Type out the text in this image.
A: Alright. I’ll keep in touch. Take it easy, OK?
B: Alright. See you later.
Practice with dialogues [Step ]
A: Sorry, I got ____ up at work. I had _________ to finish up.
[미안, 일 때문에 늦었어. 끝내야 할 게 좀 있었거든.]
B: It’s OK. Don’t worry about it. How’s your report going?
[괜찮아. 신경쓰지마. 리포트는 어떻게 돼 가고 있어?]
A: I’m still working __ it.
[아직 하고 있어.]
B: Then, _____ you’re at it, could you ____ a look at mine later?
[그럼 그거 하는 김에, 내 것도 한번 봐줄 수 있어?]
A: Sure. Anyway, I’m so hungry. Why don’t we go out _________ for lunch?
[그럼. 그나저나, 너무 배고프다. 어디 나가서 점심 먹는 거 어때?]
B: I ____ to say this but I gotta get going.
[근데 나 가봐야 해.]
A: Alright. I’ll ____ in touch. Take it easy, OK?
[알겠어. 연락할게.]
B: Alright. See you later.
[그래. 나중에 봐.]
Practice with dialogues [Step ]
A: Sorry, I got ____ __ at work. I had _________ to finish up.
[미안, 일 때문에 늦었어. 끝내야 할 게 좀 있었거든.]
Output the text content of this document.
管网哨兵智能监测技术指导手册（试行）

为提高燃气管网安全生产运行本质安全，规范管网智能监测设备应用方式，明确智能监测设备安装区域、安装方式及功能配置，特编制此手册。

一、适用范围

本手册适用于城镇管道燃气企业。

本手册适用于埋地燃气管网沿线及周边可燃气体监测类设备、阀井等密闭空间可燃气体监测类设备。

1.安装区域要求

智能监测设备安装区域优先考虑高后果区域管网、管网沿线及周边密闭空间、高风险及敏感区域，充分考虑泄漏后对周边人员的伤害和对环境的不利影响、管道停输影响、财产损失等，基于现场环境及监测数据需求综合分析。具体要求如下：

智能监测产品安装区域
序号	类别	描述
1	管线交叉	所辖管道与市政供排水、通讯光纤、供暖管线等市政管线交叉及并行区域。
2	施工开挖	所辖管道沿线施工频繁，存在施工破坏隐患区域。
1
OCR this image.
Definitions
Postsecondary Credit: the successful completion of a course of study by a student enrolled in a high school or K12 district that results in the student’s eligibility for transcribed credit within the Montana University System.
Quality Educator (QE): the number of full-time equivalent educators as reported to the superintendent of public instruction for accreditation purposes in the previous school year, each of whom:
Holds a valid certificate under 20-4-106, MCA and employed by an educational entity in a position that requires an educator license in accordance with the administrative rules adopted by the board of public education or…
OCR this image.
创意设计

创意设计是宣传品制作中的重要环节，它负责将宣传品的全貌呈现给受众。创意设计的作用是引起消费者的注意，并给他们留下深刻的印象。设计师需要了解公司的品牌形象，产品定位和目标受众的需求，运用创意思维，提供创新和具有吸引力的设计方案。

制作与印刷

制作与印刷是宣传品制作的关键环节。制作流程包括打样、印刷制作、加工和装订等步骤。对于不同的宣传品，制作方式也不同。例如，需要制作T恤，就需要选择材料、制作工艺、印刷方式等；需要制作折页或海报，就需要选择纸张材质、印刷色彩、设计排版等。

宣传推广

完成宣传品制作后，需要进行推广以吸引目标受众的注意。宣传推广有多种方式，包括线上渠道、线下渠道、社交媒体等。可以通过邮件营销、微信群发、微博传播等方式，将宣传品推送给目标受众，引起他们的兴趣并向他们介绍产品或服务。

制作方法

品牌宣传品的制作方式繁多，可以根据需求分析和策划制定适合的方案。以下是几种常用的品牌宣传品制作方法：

____

■ **What you have to do**:
Copy out each line of the listing that holds "public".

■ **Output of the task**:
Quality Educator (QE): the number of full-time equivalent educators as reported to the superintendent of public instruction for accreditation purposes in the previous school year, each of whom:
Holds a valid certificate under 20-4-106, MCA and employed by an educational entity in a position that requires an educator license in accordance with the administrative rules adopted by the board of public education or…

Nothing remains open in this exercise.